Instructions for the task
Filter this data down to the lines that hold "mechanisms", and copy them.

Material provided

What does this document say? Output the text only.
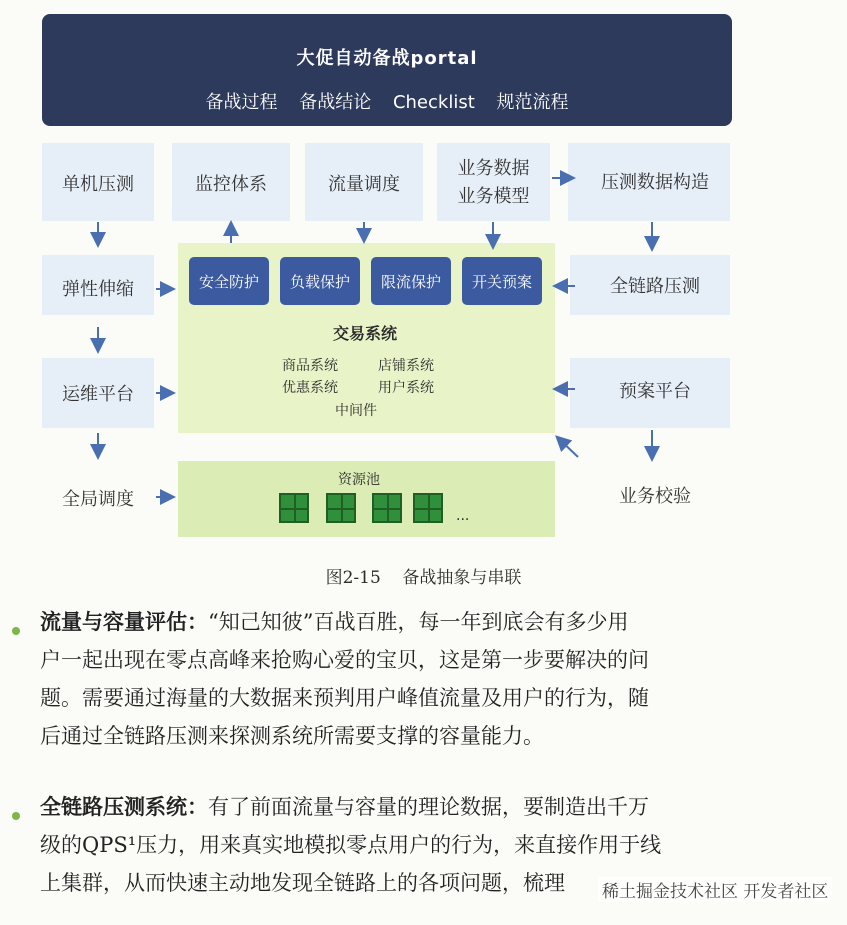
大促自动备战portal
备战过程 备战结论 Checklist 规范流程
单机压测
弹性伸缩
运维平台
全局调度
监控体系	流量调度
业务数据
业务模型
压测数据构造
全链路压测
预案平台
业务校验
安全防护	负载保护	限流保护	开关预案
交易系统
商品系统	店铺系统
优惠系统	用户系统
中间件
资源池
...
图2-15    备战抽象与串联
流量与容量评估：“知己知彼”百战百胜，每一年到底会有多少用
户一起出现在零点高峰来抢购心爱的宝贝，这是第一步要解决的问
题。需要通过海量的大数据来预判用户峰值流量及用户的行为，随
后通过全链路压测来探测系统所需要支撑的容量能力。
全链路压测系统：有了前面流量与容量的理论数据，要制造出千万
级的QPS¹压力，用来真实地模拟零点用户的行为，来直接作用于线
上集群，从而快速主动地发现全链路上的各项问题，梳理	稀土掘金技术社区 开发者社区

* * *

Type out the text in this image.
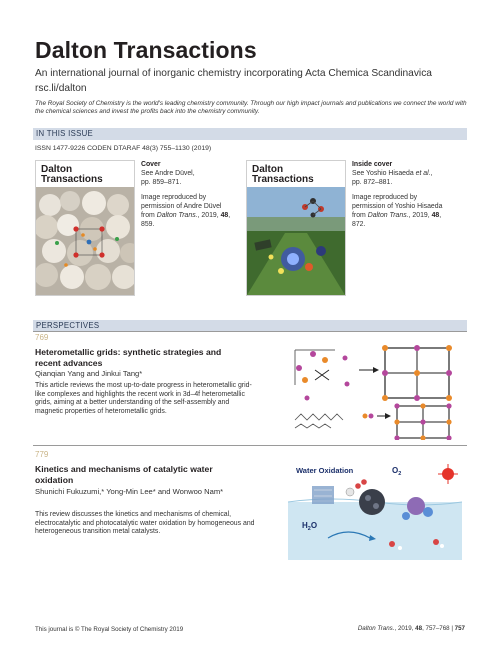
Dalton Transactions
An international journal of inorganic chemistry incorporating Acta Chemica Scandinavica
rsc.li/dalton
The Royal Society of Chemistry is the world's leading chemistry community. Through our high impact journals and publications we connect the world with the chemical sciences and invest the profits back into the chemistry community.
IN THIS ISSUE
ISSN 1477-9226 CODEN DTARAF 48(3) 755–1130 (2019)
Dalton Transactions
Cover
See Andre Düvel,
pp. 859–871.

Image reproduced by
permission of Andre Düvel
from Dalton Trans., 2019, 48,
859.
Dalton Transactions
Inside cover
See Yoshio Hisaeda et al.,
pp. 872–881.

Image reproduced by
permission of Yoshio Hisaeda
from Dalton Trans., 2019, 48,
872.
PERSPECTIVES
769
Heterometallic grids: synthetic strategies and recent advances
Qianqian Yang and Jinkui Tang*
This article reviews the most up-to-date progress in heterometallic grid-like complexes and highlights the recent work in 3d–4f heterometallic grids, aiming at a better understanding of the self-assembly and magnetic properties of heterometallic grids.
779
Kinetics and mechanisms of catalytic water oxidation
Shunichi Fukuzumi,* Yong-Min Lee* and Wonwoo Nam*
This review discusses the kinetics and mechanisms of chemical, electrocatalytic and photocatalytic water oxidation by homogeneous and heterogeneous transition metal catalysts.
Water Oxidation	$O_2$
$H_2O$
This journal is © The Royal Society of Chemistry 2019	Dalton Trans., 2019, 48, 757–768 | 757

Exercise response
Kinetics and mechanisms of catalytic water oxidation
This review discusses the kinetics and mechanisms of chemical, electrocatalytic and photocatalytic water oxidation by homogeneous and heterogeneous transition metal catalysts.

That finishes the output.